[Dataset listings of figures]

****************

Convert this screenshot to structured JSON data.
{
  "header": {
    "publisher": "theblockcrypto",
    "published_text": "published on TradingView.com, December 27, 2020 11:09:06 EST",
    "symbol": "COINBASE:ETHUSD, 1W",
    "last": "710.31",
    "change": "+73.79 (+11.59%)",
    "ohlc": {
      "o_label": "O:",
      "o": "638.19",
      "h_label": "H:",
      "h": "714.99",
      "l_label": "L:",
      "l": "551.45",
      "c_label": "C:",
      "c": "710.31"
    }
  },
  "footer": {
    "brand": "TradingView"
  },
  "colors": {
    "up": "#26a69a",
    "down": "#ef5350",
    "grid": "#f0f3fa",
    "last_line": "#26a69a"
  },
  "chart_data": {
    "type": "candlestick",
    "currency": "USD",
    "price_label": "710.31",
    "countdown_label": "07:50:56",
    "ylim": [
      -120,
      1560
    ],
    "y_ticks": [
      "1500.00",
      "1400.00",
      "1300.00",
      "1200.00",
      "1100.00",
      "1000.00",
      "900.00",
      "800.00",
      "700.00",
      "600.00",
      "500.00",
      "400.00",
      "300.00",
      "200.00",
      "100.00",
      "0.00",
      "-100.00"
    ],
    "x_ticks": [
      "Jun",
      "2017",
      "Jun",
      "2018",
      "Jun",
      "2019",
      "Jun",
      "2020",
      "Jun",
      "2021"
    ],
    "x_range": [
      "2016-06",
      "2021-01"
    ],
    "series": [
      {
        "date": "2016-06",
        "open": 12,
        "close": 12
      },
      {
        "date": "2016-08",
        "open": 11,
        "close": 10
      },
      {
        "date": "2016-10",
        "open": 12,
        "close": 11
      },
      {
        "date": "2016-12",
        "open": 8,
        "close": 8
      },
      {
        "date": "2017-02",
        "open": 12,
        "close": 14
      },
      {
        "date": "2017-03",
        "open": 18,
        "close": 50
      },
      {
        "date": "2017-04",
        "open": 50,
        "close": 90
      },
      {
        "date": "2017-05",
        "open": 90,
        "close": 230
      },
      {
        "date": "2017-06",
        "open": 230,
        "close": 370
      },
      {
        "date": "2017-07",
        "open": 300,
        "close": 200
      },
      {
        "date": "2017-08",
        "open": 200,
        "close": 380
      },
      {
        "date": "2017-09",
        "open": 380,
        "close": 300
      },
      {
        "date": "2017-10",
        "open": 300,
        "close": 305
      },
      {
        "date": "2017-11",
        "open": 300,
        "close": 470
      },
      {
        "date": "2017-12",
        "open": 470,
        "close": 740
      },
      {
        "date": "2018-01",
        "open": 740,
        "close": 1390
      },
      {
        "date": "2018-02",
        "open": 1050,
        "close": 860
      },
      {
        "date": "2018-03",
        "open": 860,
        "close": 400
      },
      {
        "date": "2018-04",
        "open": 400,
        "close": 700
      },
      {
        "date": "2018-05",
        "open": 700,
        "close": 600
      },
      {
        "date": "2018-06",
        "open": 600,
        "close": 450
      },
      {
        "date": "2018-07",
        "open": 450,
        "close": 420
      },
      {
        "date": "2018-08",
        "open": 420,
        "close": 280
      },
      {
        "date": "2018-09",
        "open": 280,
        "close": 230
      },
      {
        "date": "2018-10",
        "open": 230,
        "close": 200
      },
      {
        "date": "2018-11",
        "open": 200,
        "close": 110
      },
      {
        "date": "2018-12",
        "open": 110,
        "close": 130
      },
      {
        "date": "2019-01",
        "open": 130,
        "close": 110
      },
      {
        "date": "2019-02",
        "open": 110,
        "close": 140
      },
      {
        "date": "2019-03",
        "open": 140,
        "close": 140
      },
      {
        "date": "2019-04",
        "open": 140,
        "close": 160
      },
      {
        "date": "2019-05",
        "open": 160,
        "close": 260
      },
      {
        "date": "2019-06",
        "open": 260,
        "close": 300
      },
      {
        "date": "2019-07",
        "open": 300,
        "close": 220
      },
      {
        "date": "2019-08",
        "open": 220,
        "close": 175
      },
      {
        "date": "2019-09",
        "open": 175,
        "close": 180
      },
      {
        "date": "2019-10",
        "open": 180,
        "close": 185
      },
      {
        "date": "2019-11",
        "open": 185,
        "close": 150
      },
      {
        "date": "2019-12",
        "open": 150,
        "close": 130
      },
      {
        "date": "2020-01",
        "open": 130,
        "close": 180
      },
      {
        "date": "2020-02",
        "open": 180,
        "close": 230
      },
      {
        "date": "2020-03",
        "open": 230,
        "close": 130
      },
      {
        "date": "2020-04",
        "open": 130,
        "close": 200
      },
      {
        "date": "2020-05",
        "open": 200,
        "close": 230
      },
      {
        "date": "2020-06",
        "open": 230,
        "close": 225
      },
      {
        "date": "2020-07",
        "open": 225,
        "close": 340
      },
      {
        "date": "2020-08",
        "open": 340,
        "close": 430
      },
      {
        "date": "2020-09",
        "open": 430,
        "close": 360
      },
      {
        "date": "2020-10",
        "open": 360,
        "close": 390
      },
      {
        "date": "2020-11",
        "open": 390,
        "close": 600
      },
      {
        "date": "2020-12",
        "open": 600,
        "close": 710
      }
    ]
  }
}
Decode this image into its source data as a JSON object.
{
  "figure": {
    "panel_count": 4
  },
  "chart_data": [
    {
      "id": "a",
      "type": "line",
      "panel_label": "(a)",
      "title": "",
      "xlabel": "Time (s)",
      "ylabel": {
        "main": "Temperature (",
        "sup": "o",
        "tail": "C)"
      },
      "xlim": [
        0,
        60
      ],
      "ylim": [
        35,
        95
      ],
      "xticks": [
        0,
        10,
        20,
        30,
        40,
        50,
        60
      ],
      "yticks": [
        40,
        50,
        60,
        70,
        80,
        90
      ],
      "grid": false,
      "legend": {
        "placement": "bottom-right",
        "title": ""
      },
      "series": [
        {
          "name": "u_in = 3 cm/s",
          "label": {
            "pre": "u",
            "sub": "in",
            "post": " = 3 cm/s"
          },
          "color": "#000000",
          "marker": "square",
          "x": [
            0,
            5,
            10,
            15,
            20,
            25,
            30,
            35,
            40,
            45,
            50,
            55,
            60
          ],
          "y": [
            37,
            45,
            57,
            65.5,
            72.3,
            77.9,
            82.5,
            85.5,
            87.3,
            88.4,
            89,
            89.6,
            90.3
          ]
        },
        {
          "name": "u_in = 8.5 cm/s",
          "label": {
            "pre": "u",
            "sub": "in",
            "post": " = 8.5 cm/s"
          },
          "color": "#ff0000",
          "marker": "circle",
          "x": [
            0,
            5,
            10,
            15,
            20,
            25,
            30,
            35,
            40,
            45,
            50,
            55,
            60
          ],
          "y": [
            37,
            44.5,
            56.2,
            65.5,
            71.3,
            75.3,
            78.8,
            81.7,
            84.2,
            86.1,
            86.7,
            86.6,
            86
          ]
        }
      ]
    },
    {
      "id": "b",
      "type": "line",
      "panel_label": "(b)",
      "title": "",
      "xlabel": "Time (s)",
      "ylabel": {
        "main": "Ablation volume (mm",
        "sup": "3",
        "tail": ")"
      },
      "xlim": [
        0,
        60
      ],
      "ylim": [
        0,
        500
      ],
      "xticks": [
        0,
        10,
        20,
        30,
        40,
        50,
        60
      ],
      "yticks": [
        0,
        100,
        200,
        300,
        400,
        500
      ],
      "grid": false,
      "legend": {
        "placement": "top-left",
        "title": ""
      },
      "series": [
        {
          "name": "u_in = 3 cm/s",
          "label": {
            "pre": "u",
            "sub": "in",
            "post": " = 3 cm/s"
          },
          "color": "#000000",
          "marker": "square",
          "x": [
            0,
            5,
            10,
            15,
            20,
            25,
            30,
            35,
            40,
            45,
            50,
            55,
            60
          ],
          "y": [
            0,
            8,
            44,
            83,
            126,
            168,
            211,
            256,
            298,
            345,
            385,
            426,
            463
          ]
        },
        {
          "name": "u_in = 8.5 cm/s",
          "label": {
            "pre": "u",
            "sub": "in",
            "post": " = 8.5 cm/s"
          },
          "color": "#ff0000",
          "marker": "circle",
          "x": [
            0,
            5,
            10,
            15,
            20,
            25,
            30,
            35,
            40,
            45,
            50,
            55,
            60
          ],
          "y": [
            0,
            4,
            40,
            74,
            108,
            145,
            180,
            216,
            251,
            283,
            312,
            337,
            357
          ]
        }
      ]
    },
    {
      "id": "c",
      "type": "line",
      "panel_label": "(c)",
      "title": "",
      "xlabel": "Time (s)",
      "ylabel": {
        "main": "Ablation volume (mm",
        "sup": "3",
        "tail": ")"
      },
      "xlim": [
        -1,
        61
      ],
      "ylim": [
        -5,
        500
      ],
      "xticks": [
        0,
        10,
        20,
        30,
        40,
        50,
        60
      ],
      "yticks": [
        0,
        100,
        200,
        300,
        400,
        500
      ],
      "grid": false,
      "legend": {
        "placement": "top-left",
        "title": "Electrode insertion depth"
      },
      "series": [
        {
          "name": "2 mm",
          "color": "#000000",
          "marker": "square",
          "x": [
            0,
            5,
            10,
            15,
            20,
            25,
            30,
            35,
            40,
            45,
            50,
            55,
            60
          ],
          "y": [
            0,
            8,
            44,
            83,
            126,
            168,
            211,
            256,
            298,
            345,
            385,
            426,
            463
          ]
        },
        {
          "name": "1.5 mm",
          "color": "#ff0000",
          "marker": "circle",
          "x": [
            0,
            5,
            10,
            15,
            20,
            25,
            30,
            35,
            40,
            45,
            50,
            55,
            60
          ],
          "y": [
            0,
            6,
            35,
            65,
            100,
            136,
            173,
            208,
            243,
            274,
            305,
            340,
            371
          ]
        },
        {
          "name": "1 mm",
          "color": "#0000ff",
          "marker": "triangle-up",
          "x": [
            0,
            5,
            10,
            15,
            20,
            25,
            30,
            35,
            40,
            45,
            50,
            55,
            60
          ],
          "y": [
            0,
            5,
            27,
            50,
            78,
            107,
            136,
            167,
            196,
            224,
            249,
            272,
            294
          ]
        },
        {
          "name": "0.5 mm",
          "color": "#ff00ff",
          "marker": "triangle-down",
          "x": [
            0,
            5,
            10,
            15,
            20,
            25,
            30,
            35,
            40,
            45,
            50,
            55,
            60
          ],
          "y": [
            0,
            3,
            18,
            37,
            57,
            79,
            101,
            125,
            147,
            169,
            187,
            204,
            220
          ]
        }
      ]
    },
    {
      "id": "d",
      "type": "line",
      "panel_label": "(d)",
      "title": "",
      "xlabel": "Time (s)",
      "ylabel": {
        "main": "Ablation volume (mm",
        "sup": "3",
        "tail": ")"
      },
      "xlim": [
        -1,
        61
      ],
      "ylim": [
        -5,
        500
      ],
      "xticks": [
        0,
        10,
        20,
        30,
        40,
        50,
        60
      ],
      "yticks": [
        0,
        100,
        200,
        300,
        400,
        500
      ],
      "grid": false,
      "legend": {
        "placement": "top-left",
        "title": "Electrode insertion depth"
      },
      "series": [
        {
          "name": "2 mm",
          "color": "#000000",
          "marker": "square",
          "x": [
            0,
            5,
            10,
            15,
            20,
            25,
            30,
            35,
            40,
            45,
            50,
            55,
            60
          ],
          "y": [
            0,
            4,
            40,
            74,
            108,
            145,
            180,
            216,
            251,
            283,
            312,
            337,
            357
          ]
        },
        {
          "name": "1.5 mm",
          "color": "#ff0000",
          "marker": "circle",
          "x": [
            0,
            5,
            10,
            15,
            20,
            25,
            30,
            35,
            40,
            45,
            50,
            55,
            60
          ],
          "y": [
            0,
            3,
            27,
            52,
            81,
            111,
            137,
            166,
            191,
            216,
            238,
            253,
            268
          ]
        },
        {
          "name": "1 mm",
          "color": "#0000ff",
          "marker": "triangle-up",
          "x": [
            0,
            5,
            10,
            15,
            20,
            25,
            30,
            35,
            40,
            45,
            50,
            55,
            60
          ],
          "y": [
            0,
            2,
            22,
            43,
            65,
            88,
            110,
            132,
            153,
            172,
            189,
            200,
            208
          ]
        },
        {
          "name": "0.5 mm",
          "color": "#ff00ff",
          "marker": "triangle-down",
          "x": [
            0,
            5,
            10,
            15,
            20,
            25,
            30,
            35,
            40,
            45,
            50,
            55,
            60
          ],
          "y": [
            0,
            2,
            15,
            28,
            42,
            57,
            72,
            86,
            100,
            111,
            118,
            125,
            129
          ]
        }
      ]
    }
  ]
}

****************

### SET TASK
Read the entries and show each line that mentions "TradingView".

### FULL RESPONSE
    "published_text": "published on TradingView.com, December 27, 2020 11:09:06 EST",
    "brand": "TradingView"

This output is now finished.